[Task details]
Transcribe the records below line for line, keeping every character unchanged. Leave the pictures out of your copy.

[Provided entries]
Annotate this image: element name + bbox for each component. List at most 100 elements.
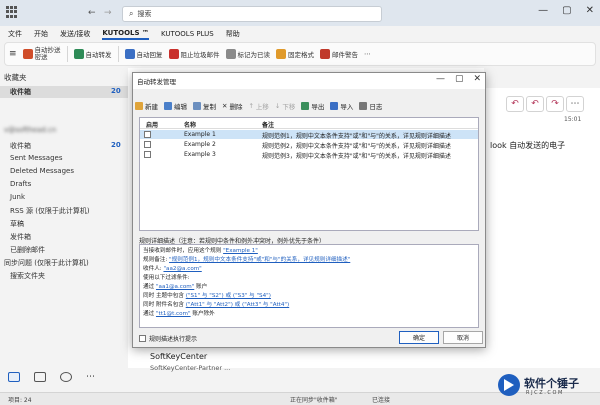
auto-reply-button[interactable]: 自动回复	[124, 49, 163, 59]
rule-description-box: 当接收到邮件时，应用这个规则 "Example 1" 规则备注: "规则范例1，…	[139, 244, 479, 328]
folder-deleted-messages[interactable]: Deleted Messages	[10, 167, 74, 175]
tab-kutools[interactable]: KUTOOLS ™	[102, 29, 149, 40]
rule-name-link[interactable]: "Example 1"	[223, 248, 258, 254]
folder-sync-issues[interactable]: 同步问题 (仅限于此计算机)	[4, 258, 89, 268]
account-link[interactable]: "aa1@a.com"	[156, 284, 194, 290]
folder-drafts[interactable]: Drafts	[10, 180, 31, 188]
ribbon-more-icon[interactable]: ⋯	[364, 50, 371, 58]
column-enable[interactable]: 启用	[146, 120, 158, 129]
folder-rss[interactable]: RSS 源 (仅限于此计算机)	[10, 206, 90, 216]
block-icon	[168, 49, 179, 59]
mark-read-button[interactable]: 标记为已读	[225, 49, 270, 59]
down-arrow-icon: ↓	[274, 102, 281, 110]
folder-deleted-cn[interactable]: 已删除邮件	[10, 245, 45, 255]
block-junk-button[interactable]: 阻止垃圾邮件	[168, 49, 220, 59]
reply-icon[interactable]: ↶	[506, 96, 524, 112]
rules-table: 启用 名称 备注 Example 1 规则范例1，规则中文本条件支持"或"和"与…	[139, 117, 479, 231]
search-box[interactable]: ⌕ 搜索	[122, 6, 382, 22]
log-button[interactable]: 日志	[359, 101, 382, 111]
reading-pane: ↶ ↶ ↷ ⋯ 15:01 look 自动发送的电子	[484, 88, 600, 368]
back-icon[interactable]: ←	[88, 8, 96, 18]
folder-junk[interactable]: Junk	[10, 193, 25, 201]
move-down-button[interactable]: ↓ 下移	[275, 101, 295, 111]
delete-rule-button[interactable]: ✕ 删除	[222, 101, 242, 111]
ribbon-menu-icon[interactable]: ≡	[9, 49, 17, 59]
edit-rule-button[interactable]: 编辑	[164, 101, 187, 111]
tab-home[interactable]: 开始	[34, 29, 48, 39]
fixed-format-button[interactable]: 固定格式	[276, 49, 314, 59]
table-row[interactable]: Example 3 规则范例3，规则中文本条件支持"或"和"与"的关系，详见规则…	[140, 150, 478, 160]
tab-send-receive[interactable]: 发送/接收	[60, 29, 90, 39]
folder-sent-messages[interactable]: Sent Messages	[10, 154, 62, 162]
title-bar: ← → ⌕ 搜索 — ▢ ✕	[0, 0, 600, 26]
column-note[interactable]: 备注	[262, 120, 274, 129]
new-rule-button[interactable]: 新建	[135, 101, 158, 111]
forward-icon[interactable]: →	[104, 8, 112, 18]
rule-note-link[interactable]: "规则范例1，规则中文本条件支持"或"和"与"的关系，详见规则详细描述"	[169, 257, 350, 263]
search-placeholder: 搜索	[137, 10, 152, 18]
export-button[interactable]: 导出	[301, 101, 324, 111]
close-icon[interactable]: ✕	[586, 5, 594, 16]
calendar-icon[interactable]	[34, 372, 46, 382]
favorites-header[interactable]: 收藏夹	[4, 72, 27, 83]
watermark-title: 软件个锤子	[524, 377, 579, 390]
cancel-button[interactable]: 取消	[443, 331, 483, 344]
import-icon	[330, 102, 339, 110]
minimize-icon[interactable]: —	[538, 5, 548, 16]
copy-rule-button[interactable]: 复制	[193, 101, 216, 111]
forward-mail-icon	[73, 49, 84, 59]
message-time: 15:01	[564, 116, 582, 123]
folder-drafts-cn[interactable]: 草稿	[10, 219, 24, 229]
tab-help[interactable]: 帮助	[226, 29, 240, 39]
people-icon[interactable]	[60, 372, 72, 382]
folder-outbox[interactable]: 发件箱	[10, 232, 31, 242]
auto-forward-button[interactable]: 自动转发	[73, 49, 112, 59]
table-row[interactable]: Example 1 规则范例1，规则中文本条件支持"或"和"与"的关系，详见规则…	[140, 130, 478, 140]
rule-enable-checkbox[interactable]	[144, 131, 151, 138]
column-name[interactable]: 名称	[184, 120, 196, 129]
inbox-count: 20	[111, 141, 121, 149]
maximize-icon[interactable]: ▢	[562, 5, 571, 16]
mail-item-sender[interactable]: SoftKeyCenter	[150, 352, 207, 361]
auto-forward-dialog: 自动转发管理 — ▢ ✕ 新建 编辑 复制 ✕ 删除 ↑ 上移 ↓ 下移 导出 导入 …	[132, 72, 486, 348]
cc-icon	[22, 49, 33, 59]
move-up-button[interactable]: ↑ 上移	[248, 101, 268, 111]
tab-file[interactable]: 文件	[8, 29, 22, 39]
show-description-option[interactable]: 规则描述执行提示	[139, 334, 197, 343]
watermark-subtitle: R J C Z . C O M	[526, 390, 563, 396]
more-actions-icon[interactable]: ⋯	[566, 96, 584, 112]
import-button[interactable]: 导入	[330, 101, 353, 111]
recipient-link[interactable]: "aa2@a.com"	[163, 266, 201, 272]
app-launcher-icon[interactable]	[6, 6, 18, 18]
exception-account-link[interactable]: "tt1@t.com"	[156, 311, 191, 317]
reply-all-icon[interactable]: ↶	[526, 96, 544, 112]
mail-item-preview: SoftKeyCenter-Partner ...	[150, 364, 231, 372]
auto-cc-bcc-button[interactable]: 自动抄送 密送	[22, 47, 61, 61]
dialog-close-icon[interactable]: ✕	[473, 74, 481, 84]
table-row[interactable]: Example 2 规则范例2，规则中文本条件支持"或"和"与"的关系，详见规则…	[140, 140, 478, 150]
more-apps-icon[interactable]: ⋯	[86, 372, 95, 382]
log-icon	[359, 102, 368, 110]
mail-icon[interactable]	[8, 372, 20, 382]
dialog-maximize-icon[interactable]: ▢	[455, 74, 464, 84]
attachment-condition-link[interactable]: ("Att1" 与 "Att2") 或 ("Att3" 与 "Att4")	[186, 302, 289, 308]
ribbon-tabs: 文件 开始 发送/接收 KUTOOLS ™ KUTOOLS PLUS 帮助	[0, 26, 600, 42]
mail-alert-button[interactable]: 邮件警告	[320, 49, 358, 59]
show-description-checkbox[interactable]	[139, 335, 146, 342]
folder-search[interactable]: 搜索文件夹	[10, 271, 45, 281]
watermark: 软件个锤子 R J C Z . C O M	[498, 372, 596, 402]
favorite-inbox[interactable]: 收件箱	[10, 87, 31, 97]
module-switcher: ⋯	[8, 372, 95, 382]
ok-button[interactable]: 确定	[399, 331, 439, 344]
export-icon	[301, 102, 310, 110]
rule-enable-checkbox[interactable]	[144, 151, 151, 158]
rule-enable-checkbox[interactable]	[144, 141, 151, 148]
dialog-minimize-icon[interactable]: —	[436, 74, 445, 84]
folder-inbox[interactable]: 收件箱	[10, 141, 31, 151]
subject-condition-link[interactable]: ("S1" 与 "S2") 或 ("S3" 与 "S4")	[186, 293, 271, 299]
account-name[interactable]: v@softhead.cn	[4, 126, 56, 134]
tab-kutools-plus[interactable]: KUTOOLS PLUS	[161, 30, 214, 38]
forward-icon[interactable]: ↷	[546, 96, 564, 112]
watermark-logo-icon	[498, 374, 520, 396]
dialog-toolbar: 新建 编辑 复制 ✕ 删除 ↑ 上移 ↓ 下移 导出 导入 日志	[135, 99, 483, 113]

[The output]
Annotate this image: element name + bbox for each component. List at most 100 elements.
auto-reply-button[interactable]: 自动回复	[124, 49, 163, 59]
rule-description-box: 当接收到邮件时，应用这个规则 "Example 1" 规则备注: "规则范例1，…	[139, 244, 479, 328]
folder-deleted-messages[interactable]: Deleted Messages	[10, 167, 74, 175]
tab-kutools[interactable]: KUTOOLS ™	[102, 29, 149, 40]
rule-name-link[interactable]: "Example 1"	[223, 248, 258, 254]
folder-sync-issues[interactable]: 同步问题 (仅限于此计算机)	[4, 258, 89, 268]
account-link[interactable]: "aa1@a.com"	[156, 284, 194, 290]
folder-drafts[interactable]: Drafts	[10, 180, 31, 188]
ribbon-more-icon[interactable]: ⋯	[364, 50, 371, 58]
column-enable[interactable]: 启用	[146, 120, 158, 129]
folder-rss[interactable]: RSS 源 (仅限于此计算机)	[10, 206, 90, 216]
block-icon	[168, 49, 179, 59]
mark-read-button[interactable]: 标记为已读	[225, 49, 270, 59]
down-arrow-icon: ↓	[274, 102, 281, 110]
folder-deleted-cn[interactable]: 已删除邮件	[10, 245, 45, 255]
block-junk-button[interactable]: 阻止垃圾邮件	[168, 49, 220, 59]
reply-icon[interactable]: ↶	[506, 96, 524, 112]
rules-table: 启用 名称 备注 Example 1 规则范例1，规则中文本条件支持"或"和"与…	[139, 117, 479, 231]
search-box[interactable]: ⌕ 搜索	[122, 6, 382, 22]
log-button[interactable]: 日志	[359, 101, 382, 111]
reading-pane: ↶ ↶ ↷ ⋯ 15:01 look 自动发送的电子	[484, 88, 600, 368]
back-icon[interactable]: ←	[88, 8, 96, 18]
folder-junk[interactable]: Junk	[10, 193, 25, 201]
move-down-button[interactable]: ↓ 下移	[275, 101, 295, 111]
delete-rule-button[interactable]: ✕ 删除	[222, 101, 242, 111]
ribbon-menu-icon[interactable]: ≡	[9, 49, 17, 59]
edit-rule-button[interactable]: 编辑	[164, 101, 187, 111]
tab-home[interactable]: 开始	[34, 29, 48, 39]
fixed-format-button[interactable]: 固定格式	[276, 49, 314, 59]
table-row[interactable]: Example 3 规则范例3，规则中文本条件支持"或"和"与"的关系，详见规则…	[140, 150, 478, 160]
tab-send-receive[interactable]: 发送/接收	[60, 29, 90, 39]
folder-sent-messages[interactable]: Sent Messages	[10, 154, 62, 162]
title-bar: ← → ⌕ 搜索 — ▢ ✕	[0, 0, 600, 26]
column-note[interactable]: 备注	[262, 120, 274, 129]
new-rule-button[interactable]: 新建	[135, 101, 158, 111]
forward-icon[interactable]: →	[104, 8, 112, 18]
rule-note-link[interactable]: "规则范例1，规则中文本条件支持"或"和"与"的关系，详见规则详细描述"	[169, 257, 350, 263]
search-placeholder: 搜索	[137, 10, 152, 18]
export-button[interactable]: 导出	[301, 101, 324, 111]
close-icon[interactable]: ✕	[586, 5, 594, 16]
calendar-icon[interactable]	[34, 372, 46, 382]
favorites-header[interactable]: 收藏夹	[4, 72, 27, 83]
watermark-title: 软件个锤子	[524, 377, 579, 390]
cancel-button[interactable]: 取消	[443, 331, 483, 344]
import-icon	[330, 102, 339, 110]
minimize-icon[interactable]: —	[538, 5, 548, 16]
copy-rule-button[interactable]: 复制	[193, 101, 216, 111]
forward-mail-icon	[73, 49, 84, 59]
message-time: 15:01	[564, 116, 582, 123]
folder-drafts-cn[interactable]: 草稿	[10, 219, 24, 229]
tab-help[interactable]: 帮助	[226, 29, 240, 39]
people-icon[interactable]	[60, 372, 72, 382]
folder-outbox[interactable]: 发件箱	[10, 232, 31, 242]
auto-forward-button[interactable]: 自动转发	[73, 49, 112, 59]
table-row[interactable]: Example 1 规则范例1，规则中文本条件支持"或"和"与"的关系，详见规则…	[140, 130, 478, 140]
rule-enable-checkbox[interactable]	[144, 131, 151, 138]
column-name[interactable]: 名称	[184, 120, 196, 129]
inbox-count: 20	[111, 141, 121, 149]
maximize-icon[interactable]: ▢	[562, 5, 571, 16]
mail-item-sender[interactable]: SoftKeyCenter	[150, 352, 207, 361]
auto-forward-dialog: 自动转发管理 — ▢ ✕ 新建 编辑 复制 ✕ 删除 ↑ 上移 ↓ 下移 导出 导入 …	[132, 72, 486, 348]
cc-icon	[22, 49, 33, 59]
move-up-button[interactable]: ↑ 上移	[248, 101, 268, 111]
tab-file[interactable]: 文件	[8, 29, 22, 39]
show-description-option[interactable]: 规则描述执行提示	[139, 334, 197, 343]
watermark-subtitle: R J C Z . C O M	[526, 390, 563, 396]
more-actions-icon[interactable]: ⋯	[566, 96, 584, 112]
import-button[interactable]: 导入	[330, 101, 353, 111]
recipient-link[interactable]: "aa2@a.com"	[163, 266, 201, 272]
app-launcher-icon[interactable]	[6, 6, 18, 18]
exception-account-link[interactable]: "tt1@t.com"	[156, 311, 191, 317]
reply-all-icon[interactable]: ↶	[526, 96, 544, 112]
mail-item-preview: SoftKeyCenter-Partner ...	[150, 364, 231, 372]
auto-cc-bcc-button[interactable]: 自动抄送 密送	[22, 47, 61, 61]
dialog-close-icon[interactable]: ✕	[473, 74, 481, 84]
table-row[interactable]: Example 2 规则范例2，规则中文本条件支持"或"和"与"的关系，详见规则…	[140, 140, 478, 150]
more-apps-icon[interactable]: ⋯	[86, 372, 95, 382]
log-icon	[359, 102, 368, 110]
mail-icon[interactable]	[8, 372, 20, 382]
dialog-maximize-icon[interactable]: ▢	[455, 74, 464, 84]
attachment-condition-link[interactable]: ("Att1" 与 "Att2") 或 ("Att3" 与 "Att4")	[186, 302, 289, 308]
ribbon-tabs: 文件 开始 发送/接收 KUTOOLS ™ KUTOOLS PLUS 帮助	[0, 26, 600, 42]
mail-alert-button[interactable]: 邮件警告	[320, 49, 358, 59]
show-description-checkbox[interactable]	[139, 335, 146, 342]
folder-search[interactable]: 搜索文件夹	[10, 271, 45, 281]
watermark: 软件个锤子 R J C Z . C O M	[498, 372, 596, 402]
favorite-inbox[interactable]: 收件箱	[10, 87, 31, 97]
module-switcher: ⋯	[8, 372, 95, 382]
ok-button[interactable]: 确定	[399, 331, 439, 344]
export-icon	[301, 102, 310, 110]
rule-enable-checkbox[interactable]	[144, 151, 151, 158]
rule-enable-checkbox[interactable]	[144, 141, 151, 148]
dialog-minimize-icon[interactable]: —	[436, 74, 445, 84]
folder-inbox[interactable]: 收件箱	[10, 141, 31, 151]
subject-condition-link[interactable]: ("S1" 与 "S2") 或 ("S3" 与 "S4")	[186, 293, 271, 299]
account-name[interactable]: v@softhead.cn	[4, 126, 56, 134]
tab-kutools-plus[interactable]: KUTOOLS PLUS	[161, 30, 214, 38]
forward-icon[interactable]: ↷	[546, 96, 564, 112]
watermark-logo-icon	[498, 374, 520, 396]
dialog-toolbar: 新建 编辑 复制 ✕ 删除 ↑ 上移 ↓ 下移 导出 导入 日志	[135, 99, 483, 113]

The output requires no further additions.